● **Source excerpt**
******************************
In this post we will look at different models of sharing memory between CPU and GPU devices with CUDA. It’s not directly related to C++, but as C++ developers we love to have a full control over memory usage, and for good reason – as we will soon see. Efficient data transfer between the host and the device can boost performance of your CUDA algorithms, and it’s important to understand various memory exchange patterns and their tradeoffs.
There’s no better place to start from than the classical vector addition task:
cudaMalloc(&a, …); cudaMalloc(&b, …); cudaMalloc(&c, …); cudaMemcpy(a, …, cudaMemcpyHostToDevice); cudaMemcpy(b, …, cudaMemcpyHostToDevice); kernel<<<...>>>(a, b, c); cudaDeviceSynchronize(); cudaMemcpy(…, c, cudaMemcpyDeviceToHost);
The cudaMalloc allocates a chunk of Device memory, and cudaMemcpy copies the memory from/to device. Let’s see the Timeline trace in NVIDIA Visual Profiler:
It nicely shows all the interesting activities: Runtime API is a “CPU view” of the process, Memory and Compute show the time it takes to copy the data and execute the kernel respectively. This view also shows very clearly that (at least for a simple kernel) the memory operations take significant amount of time in the overall process, much larger than the computation itself.
Back to the memory analysis, first thing to notice is that this call is synchronous. The execution of the kernel code waits until the copying is complete, and only after the completion of the kernel we start copying the result back. We can obviously do better than that!
More Parallelism!
Let’s see what level of parallelism is supported by our device. First, we need to query device properties:
cudaDeviceProp props; cudaGetDeviceProperties(&props, deviceid);
The deviceOverlap field indicates whether the GPU supports copying data in parallel with kernel execution. But it’s declared as deprecated, and we prefer checking the asyncEngineCount value instead. 0 would mean no overlap, value of 1 – we can copy memory in parallel with execution, and 2 – the device has two DMA engines, and can copy memory to and from device in parallel, while executing kernels at the same time.
******************************
● **Given records**

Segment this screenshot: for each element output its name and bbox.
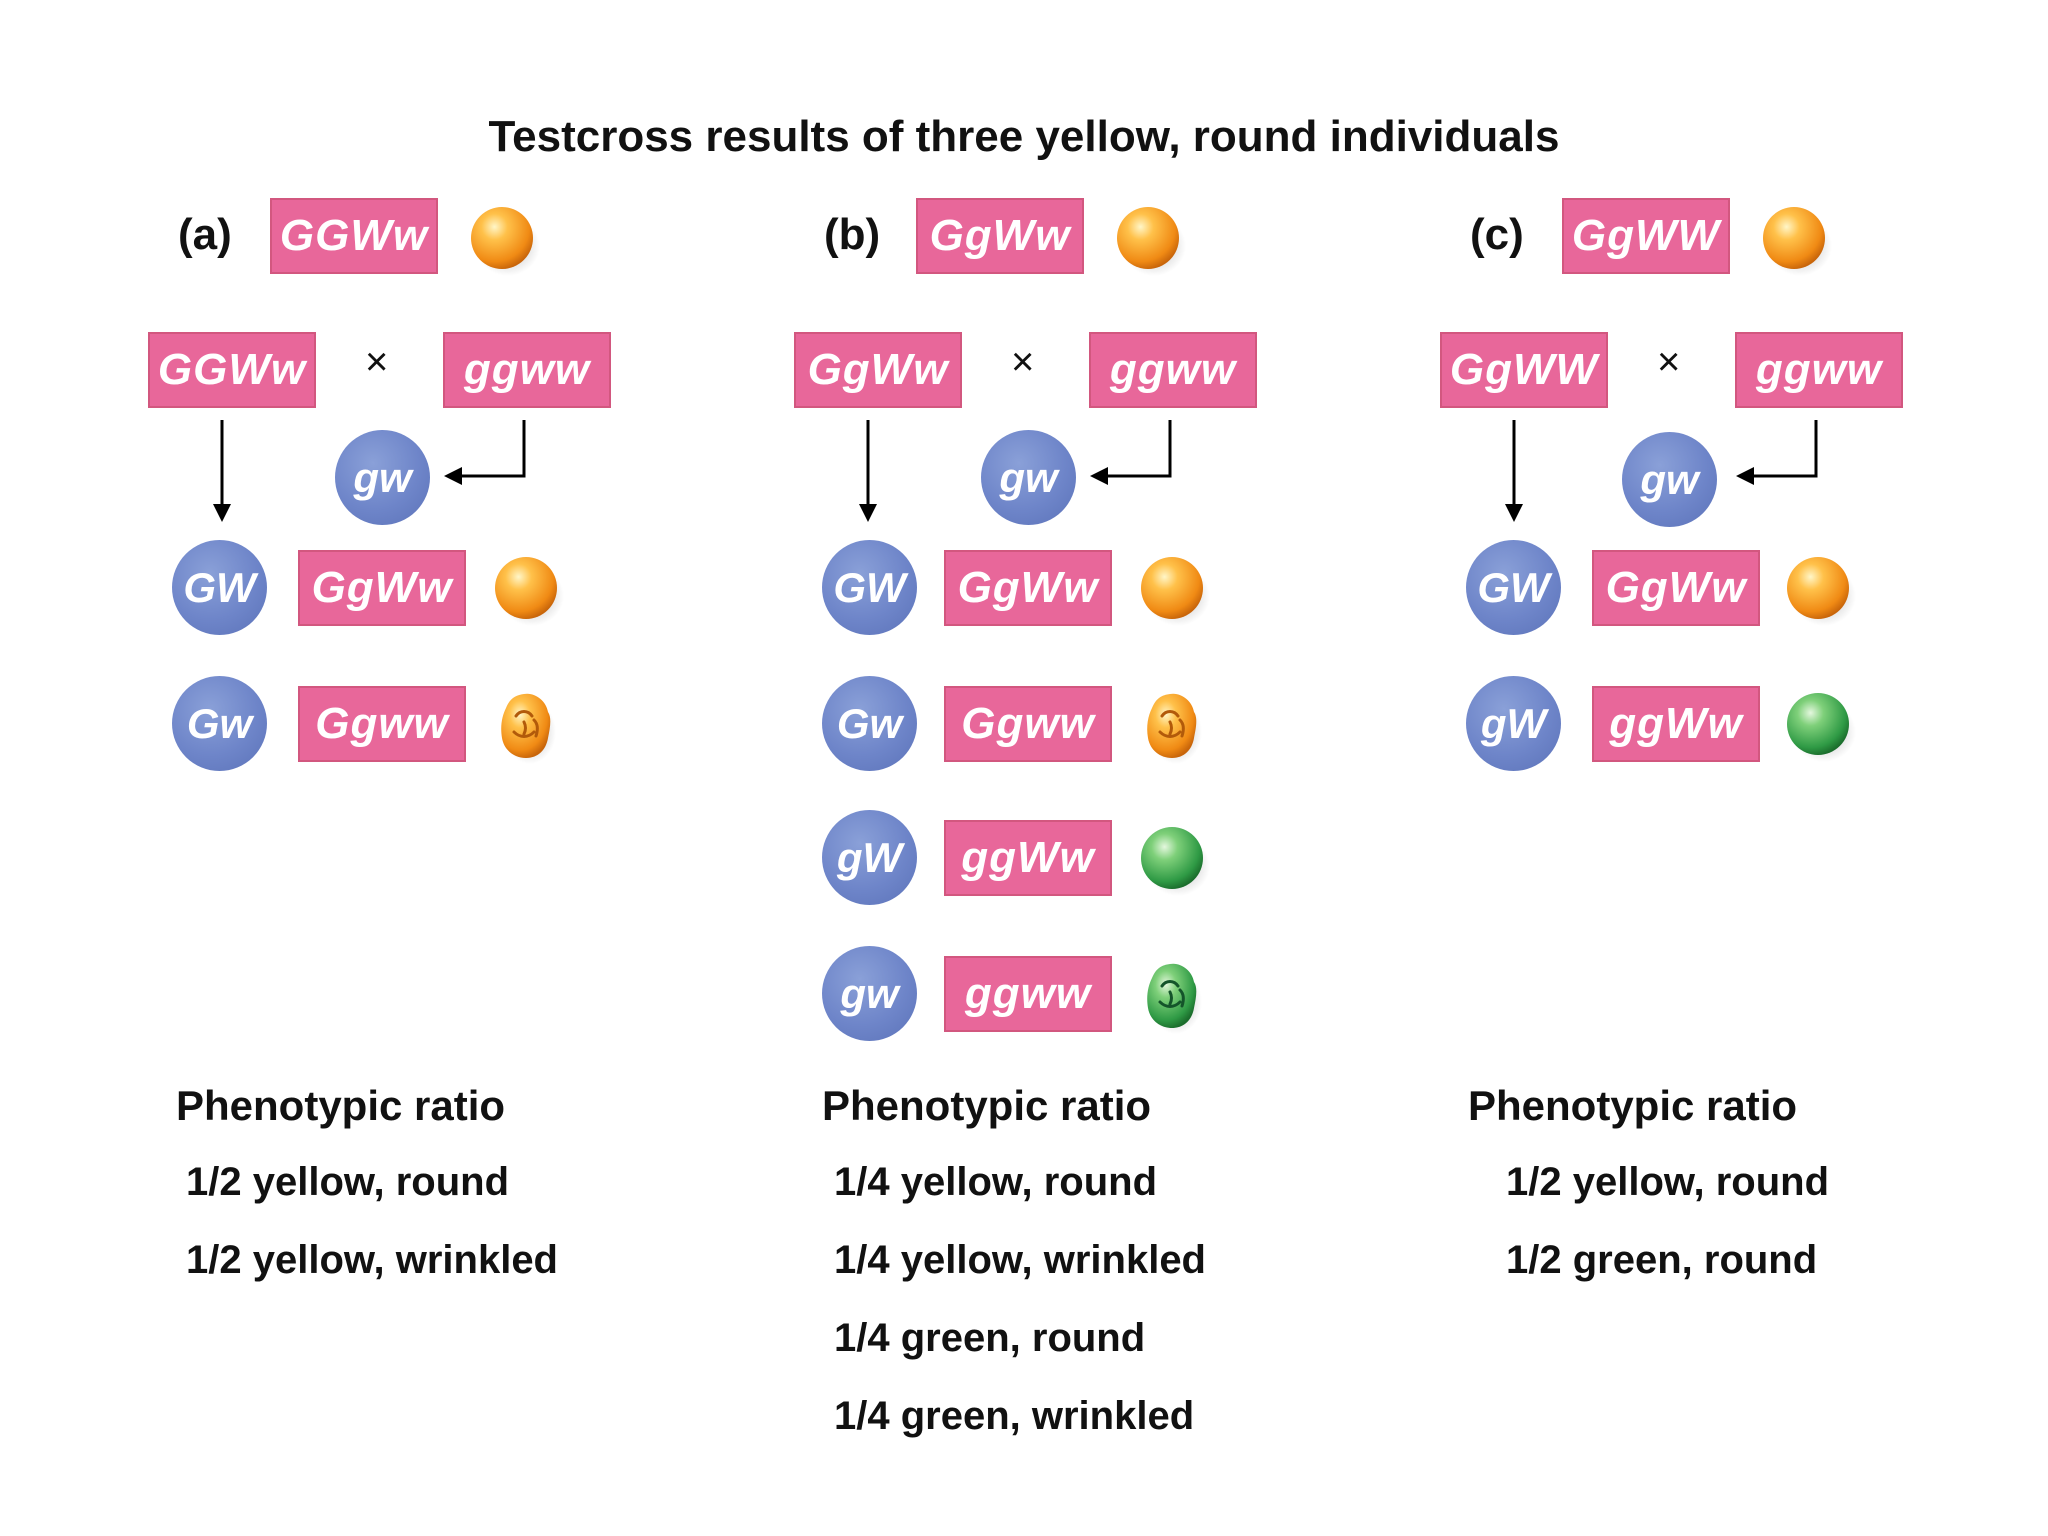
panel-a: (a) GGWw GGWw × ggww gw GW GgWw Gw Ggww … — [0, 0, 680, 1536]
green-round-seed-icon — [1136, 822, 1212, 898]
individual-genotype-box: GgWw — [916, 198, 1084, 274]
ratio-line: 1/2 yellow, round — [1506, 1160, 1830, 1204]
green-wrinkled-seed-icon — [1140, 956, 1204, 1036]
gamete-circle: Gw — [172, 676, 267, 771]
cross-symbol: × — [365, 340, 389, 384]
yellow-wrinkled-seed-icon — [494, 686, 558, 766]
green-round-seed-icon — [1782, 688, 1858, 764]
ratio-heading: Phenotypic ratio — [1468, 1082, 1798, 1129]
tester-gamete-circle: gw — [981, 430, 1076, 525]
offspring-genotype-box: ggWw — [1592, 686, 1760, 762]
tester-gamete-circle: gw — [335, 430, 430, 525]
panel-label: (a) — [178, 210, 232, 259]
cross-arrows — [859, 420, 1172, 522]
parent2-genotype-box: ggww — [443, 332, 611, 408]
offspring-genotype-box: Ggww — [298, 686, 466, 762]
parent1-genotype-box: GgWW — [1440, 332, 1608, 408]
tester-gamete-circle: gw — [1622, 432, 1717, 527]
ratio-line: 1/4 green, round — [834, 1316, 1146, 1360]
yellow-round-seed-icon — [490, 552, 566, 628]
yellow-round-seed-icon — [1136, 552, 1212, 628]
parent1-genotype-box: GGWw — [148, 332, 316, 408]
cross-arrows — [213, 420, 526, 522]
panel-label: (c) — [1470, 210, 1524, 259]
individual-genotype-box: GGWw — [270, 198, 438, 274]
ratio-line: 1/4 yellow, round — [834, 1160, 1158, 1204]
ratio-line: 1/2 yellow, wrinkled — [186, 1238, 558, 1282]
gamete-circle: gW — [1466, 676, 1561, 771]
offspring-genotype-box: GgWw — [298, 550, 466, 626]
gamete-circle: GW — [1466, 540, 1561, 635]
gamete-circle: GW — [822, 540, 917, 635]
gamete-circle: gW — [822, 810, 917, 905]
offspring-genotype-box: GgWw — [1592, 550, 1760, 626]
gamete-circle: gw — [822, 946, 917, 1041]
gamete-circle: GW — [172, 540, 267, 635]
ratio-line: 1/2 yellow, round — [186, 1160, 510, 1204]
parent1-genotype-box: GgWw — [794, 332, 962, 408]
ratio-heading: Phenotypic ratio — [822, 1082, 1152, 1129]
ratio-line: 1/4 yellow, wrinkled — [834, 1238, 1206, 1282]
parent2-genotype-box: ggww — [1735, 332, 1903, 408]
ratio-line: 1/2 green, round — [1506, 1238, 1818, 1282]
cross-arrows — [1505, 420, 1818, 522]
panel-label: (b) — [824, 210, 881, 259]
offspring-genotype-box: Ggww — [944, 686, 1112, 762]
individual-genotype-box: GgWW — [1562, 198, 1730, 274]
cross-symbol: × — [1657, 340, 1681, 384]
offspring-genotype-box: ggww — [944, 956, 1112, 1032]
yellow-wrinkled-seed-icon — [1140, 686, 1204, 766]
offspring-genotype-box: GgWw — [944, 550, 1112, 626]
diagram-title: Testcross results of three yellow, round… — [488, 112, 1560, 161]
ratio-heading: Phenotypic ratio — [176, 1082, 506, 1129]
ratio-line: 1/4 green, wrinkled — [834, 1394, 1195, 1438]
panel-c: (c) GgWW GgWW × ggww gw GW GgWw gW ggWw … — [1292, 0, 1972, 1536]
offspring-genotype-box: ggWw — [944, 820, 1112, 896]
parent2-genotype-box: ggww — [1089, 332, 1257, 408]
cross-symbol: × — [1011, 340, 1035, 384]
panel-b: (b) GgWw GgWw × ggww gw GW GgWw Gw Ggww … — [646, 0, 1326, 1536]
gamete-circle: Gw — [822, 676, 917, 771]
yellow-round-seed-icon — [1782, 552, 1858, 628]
******************************
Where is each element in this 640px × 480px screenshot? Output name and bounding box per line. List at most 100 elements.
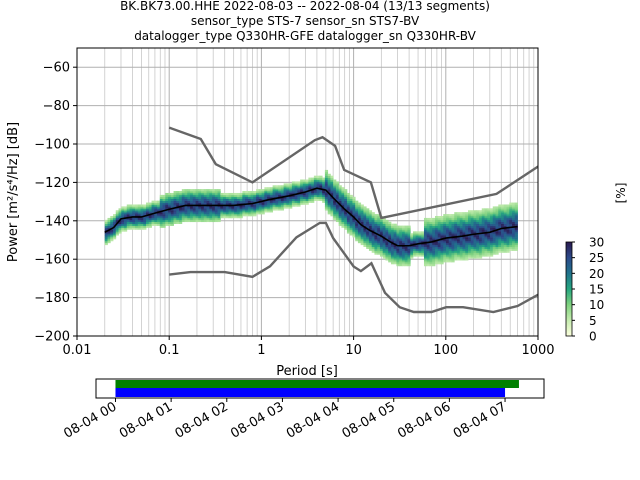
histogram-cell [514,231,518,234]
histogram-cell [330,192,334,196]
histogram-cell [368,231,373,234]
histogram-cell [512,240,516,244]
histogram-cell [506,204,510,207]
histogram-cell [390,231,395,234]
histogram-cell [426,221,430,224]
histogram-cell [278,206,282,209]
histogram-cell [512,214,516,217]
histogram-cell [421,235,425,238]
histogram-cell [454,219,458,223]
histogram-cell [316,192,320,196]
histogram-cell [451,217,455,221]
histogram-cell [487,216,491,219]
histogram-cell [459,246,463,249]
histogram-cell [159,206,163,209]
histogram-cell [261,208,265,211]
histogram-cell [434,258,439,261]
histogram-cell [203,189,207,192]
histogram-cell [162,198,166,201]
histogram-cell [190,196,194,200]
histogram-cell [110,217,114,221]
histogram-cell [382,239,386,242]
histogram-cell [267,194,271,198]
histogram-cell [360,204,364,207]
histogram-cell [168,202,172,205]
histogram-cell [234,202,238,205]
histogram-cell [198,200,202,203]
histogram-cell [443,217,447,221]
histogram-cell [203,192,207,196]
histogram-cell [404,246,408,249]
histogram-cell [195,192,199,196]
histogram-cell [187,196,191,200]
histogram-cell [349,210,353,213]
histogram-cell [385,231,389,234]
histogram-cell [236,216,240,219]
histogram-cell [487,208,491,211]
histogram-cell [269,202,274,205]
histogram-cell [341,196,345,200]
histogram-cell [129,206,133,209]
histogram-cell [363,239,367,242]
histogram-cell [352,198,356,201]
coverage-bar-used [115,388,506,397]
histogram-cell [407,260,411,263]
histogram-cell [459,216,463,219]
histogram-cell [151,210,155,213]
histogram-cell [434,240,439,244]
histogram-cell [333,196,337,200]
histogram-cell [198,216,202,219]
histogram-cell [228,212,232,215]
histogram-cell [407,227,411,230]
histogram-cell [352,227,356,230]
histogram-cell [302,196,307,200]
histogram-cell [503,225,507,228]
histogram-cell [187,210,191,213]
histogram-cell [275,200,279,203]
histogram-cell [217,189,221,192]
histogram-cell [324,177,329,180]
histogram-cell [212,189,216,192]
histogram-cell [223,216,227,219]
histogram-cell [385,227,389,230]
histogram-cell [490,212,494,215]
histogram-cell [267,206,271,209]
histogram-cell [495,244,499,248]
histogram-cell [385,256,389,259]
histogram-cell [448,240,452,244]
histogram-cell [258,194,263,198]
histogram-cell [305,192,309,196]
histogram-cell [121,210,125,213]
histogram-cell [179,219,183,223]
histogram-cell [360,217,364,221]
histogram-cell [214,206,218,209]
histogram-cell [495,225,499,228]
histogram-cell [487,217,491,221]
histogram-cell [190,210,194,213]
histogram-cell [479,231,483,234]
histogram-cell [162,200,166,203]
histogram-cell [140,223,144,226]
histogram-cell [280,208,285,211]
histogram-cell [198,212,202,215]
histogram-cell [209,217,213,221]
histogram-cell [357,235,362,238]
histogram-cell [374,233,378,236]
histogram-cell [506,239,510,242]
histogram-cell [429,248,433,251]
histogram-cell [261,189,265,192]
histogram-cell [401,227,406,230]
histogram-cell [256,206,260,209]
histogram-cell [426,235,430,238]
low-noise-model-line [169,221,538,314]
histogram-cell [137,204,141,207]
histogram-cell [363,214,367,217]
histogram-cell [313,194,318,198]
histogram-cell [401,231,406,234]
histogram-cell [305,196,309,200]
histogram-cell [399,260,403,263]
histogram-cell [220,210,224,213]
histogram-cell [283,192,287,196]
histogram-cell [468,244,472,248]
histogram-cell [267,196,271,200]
******************************
● **Tasks to carry out**
[A] In the CUDA memory post, which device property should be checked instead of the deprecated deviceOverlap field?
[B] Why does the CUDA memory post say the basic vector addition approach can be improved? Answer in one to three sentences.
[C] Write the next part of the CUDA memory post, picking up after its last sentence.

● **Written responses**
[A] The asyncEngineCount value.

[B] The memory calls are synchronous: the kernel waits until copying finishes, and copying the result back starts only after the kernel completes. The profiler timeline also shows that these memory operations take much more time than the computation itself.

[C]
The GPU that I’m currently using (Quadro M2000M) has a single “async” DMA engine, my ultimate performance limit would be having the whole process take the time of 3 buffer copies, with no delays and no processing in between. In this simple example it does not look like a huge improvement, but, of cause, the benefits of parallelism would be different for different kernels.
Our strategy would be breaking the buffers to smaller chunks, such that while executing the kernel on chunk n we will be copying chunk n+1 in.
We will be replacing cudaMemcpy calls with cudaMemcpyAsync, so that we don’t block the host code until copy operation is done. This function introduces additional parameter: stream, we will have to cudaStreamCreate different streams so they could run in parallel.
But in order for this operation to become truly asynchronous, the host memory must be pinned. Pinned memory is not pageable and is promised to reside in the memory as it can’t be swapped to the disk. There are two ways to get hold of a pinned memory: allocate it with cudaHostAlloc (instead of the standard operators new / malloc), or pin existing memory with cudaHostRegister. We will do the latter (with cudaHostRegisterPortable flag).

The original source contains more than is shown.